#### WHAT THE EXERCISE ASKS
Find the lines containing the word "但只要我们家包饺子" and copy every one of them.

┄┄┄┄┄┄┄┄┄┄┄┄┄┄┄┄┄┄┄┄

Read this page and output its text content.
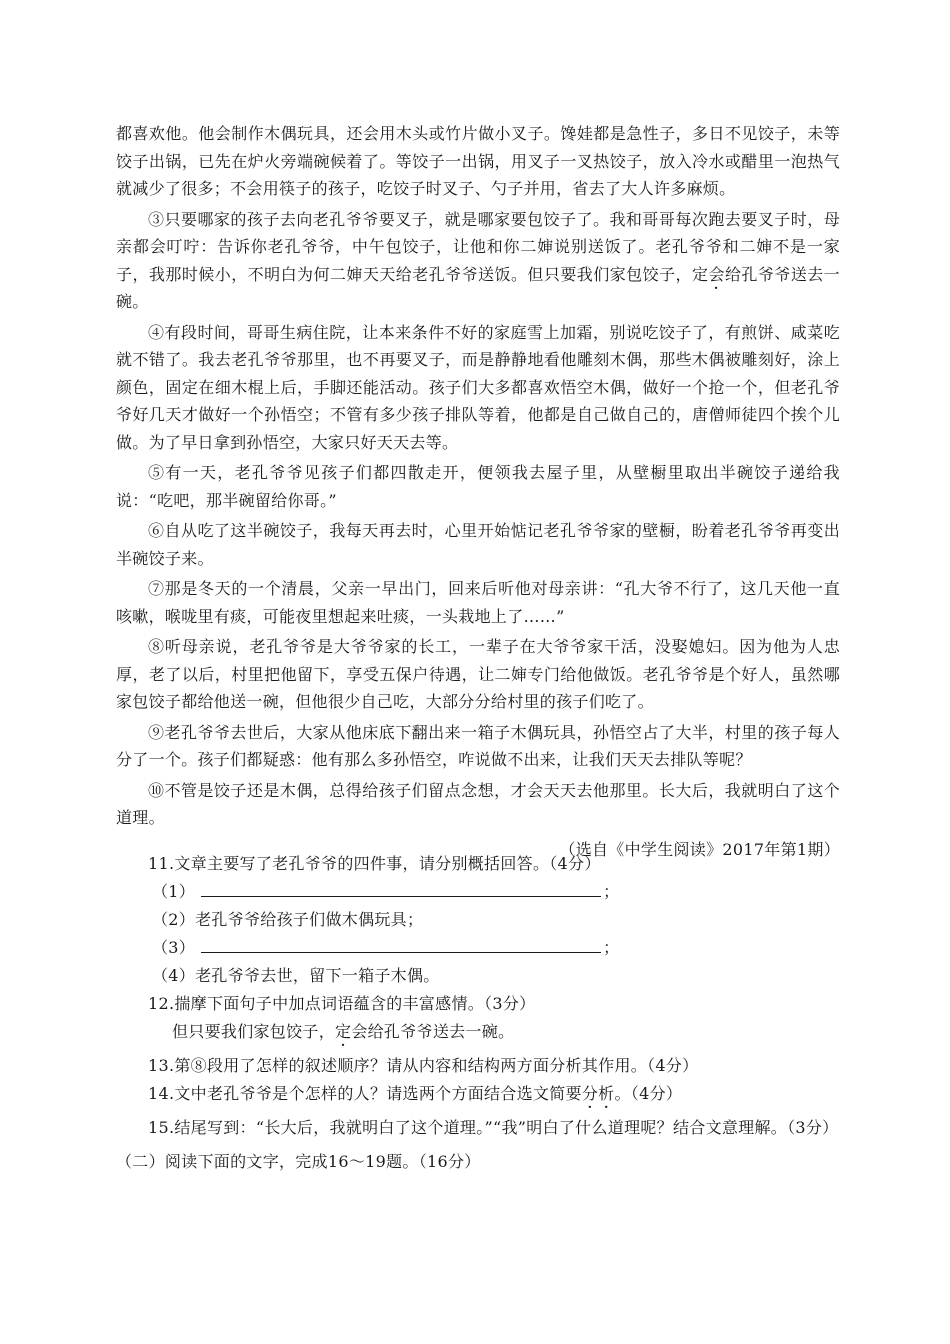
都喜欢他。他会制作木偶玩具，还会用木头或竹片做小叉子。馋娃都是急性子，多日不见饺子，未等饺子出锅，已先在炉火旁端碗候着了。等饺子一出锅，用叉子一叉热饺子，放入冷水或醋里一泡热气就减少了很多；不会用筷子的孩子，吃饺子时叉子、勺子并用，省去了大人许多麻烦。

③只要哪家的孩子去向老孔爷爷要叉子，就是哪家要包饺子了。我和哥哥每次跑去要叉子时，母亲都会叮咛：告诉你老孔爷爷，中午包饺子，让他和你二婶说别送饭了。老孔爷爷和二婶不是一家子，我那时候小，不明白为何二婶天天给老孔爷爷送饭。但只要我们家包饺子，定会给孔爷爷送去一碗。

④有段时间，哥哥生病住院，让本来条件不好的家庭雪上加霜，别说吃饺子了，有煎饼、咸菜吃就不错了。我去老孔爷爷那里，也不再要叉子，而是静静地看他雕刻木偶，那些木偶被雕刻好，涂上颜色，固定在细木棍上后，手脚还能活动。孩子们大多都喜欢悟空木偶，做好一个抢一个，但老孔爷爷好几天才做好一个孙悟空；不管有多少孩子排队等着，他都是自己做自己的，唐僧师徒四个挨个儿做。为了早日拿到孙悟空，大家只好天天去等。

⑤有一天，老孔爷爷见孩子们都四散走开，便领我去屋子里，从壁橱里取出半碗饺子递给我说：“吃吧，那半碗留给你哥。”

⑥自从吃了这半碗饺子，我每天再去时，心里开始惦记老孔爷爷家的壁橱，盼着老孔爷爷再变出半碗饺子来。

⑦那是冬天的一个清晨，父亲一早出门，回来后听他对母亲讲：“孔大爷不行了，这几天他一直咳嗽，喉咙里有痰，可能夜里想起来吐痰，一头栽地上了……”

⑧听母亲说，老孔爷爷是大爷爷家的长工，一辈子在大爷爷家干活，没娶媳妇。因为他为人忠厚，老了以后，村里把他留下，享受五保户待遇，让二婶专门给他做饭。老孔爷爷是个好人，虽然哪家包饺子都给他送一碗，但他很少自己吃，大部分分给村里的孩子们吃了。

⑨老孔爷爷去世后，大家从他床底下翻出来一箱子木偶玩具，孙悟空占了大半，村里的孩子每人分了一个。孩子们都疑惑：他有那么多孙悟空，咋说做不出来，让我们天天去排队等呢？

⑩不管是饺子还是木偶，总得给孩子们留点念想，才会天天去他那里。长大后，我就明白了这个道理。

（选自《中学生阅读》2017年第1期）

11.文章主要写了老孔爷爷的四件事，请分别概括回答。（4分）

（1）	；

（2）老孔爷爷给孩子们做木偶玩具；

（3）	；

（4）老孔爷爷去世，留下一箱子木偶。

12.揣摩下面句子中加点词语蕴含的丰富感情。（3分）

但只要我们家包饺子，定会给孔爷爷送去一碗。

13.第⑧段用了怎样的叙述顺序？请从内容和结构两方面分析其作用。（4分）

14.文中老孔爷爷是个怎样的人？请选两个方面结合选文简要分析。（4分）

15.结尾写到：“长大后，我就明白了这个道理。”“我”明白了什么道理呢？结合文意理解。（3分）

（二）阅读下面的文字，完成16～19题。（16分）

┄┄┄┄┄┄┄┄┄┄┄┄┄┄┄┄┄┄┄┄

#### SOLUTION
③只要哪家的孩子去向老孔爷爷要叉子，就是哪家要包饺子了。我和哥哥每次跑去要叉子时，母亲都会叮咛：告诉你老孔爷爷，中午包饺子，让他和你二婶说别送饭了。老孔爷爷和二婶不是一家子，我那时候小，不明白为何二婶天天给老孔爷爷送饭。但只要我们家包饺子，定会给孔爷爷送去一碗。
但只要我们家包饺子，定会给孔爷爷送去一碗。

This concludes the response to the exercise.